• INSTRUCTIONS TO FOLLOW:
Each entry below should be returned exactly as is, with the pictures removed.

start

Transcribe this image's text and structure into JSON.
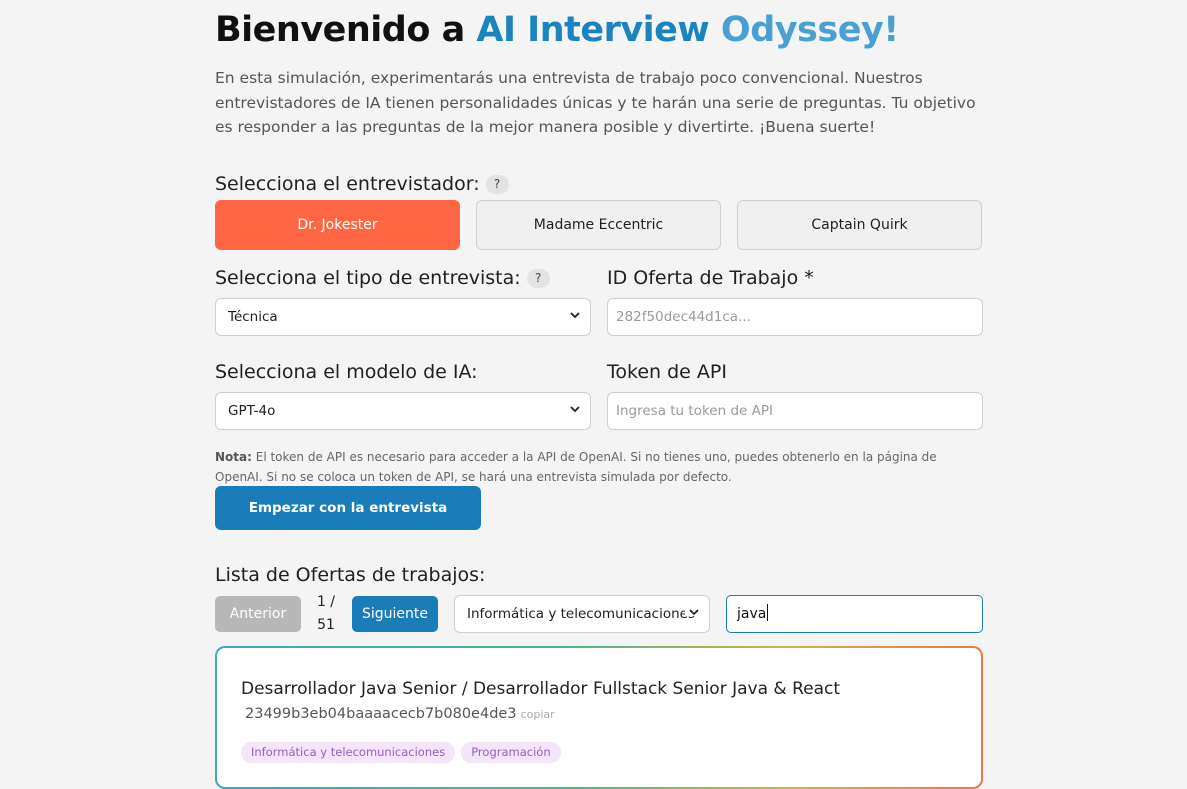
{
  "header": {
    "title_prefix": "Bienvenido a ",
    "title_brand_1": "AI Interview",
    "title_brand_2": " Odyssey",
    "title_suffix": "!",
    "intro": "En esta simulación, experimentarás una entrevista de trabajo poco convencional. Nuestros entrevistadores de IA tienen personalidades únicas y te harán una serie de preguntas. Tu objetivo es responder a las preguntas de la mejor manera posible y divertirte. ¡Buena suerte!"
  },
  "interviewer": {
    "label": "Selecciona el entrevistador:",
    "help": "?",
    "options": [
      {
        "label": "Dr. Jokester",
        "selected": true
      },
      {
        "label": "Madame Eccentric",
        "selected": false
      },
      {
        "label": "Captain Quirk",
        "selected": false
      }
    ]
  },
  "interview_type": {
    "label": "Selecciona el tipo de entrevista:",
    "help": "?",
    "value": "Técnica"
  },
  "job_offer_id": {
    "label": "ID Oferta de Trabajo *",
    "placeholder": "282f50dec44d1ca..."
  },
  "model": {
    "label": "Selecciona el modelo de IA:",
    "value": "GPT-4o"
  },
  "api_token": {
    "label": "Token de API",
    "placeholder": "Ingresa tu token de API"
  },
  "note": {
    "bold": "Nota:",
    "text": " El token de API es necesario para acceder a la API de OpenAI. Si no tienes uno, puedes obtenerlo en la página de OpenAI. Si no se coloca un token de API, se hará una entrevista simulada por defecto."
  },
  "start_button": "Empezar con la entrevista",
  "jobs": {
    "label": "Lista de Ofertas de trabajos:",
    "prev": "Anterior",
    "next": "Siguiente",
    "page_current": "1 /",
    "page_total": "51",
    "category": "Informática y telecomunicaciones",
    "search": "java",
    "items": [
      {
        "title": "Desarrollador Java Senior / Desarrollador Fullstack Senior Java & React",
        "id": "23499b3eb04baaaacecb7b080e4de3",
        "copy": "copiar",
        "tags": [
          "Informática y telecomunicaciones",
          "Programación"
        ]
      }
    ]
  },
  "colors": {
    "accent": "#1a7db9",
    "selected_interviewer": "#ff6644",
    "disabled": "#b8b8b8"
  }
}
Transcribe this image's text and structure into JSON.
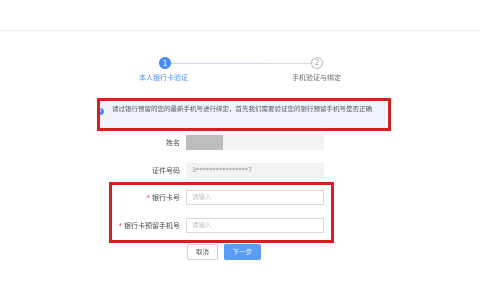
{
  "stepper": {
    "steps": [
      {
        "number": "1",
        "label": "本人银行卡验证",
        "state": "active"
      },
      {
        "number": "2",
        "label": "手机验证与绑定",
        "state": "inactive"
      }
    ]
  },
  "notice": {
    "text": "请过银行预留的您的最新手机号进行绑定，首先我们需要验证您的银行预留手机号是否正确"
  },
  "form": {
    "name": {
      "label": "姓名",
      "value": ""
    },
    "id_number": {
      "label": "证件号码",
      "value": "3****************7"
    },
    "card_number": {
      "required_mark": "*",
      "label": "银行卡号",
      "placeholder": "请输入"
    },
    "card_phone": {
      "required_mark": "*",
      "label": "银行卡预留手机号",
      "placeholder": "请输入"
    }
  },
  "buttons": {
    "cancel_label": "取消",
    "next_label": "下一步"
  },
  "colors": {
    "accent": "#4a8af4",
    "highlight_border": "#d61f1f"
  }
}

end

• PROBLEM SOLUTION:
Transcribe this image's text and structure into JSON.
{
  "header": {
    "title_prefix": "Bienvenido a ",
    "title_brand_1": "AI Interview",
    "title_brand_2": " Odyssey",
    "title_suffix": "!",
    "intro": "En esta simulación, experimentarás una entrevista de trabajo poco convencional. Nuestros entrevistadores de IA tienen personalidades únicas y te harán una serie de preguntas. Tu objetivo es responder a las preguntas de la mejor manera posible y divertirte. ¡Buena suerte!"
  },
  "interviewer": {
    "label": "Selecciona el entrevistador:",
    "help": "?",
    "options": [
      {
        "label": "Dr. Jokester",
        "selected": true
      },
      {
        "label": "Madame Eccentric",
        "selected": false
      },
      {
        "label": "Captain Quirk",
        "selected": false
      }
    ]
  },
  "interview_type": {
    "label": "Selecciona el tipo de entrevista:",
    "help": "?",
    "value": "Técnica"
  },
  "job_offer_id": {
    "label": "ID Oferta de Trabajo *",
    "placeholder": "282f50dec44d1ca..."
  },
  "model": {
    "label": "Selecciona el modelo de IA:",
    "value": "GPT-4o"
  },
  "api_token": {
    "label": "Token de API",
    "placeholder": "Ingresa tu token de API"
  },
  "note": {
    "bold": "Nota:",
    "text": " El token de API es necesario para acceder a la API de OpenAI. Si no tienes uno, puedes obtenerlo en la página de OpenAI. Si no se coloca un token de API, se hará una entrevista simulada por defecto."
  },
  "start_button": "Empezar con la entrevista",
  "jobs": {
    "label": "Lista de Ofertas de trabajos:",
    "prev": "Anterior",
    "next": "Siguiente",
    "page_current": "1 /",
    "page_total": "51",
    "category": "Informática y telecomunicaciones",
    "search": "java",
    "items": [
      {
        "title": "Desarrollador Java Senior / Desarrollador Fullstack Senior Java & React",
        "id": "23499b3eb04baaaacecb7b080e4de3",
        "copy": "copiar",
        "tags": [
          "Informática y telecomunicaciones",
          "Programación"
        ]
      }
    ]
  },
  "colors": {
    "accent": "#1a7db9",
    "selected_interviewer": "#ff6644",
    "disabled": "#b8b8b8"
  }
}
Transcribe this image's text and structure into JSON.
{
  "stepper": {
    "steps": [
      {
        "number": "1",
        "label": "本人银行卡验证",
        "state": "active"
      },
      {
        "number": "2",
        "label": "手机验证与绑定",
        "state": "inactive"
      }
    ]
  },
  "notice": {
    "text": "请过银行预留的您的最新手机号进行绑定，首先我们需要验证您的银行预留手机号是否正确"
  },
  "form": {
    "name": {
      "label": "姓名",
      "value": ""
    },
    "id_number": {
      "label": "证件号码",
      "value": "3****************7"
    },
    "card_number": {
      "required_mark": "*",
      "label": "银行卡号",
      "placeholder": "请输入"
    },
    "card_phone": {
      "required_mark": "*",
      "label": "银行卡预留手机号",
      "placeholder": "请输入"
    }
  },
  "buttons": {
    "cancel_label": "取消",
    "next_label": "下一步"
  },
  "colors": {
    "accent": "#4a8af4",
    "highlight_border": "#d61f1f"
  }
}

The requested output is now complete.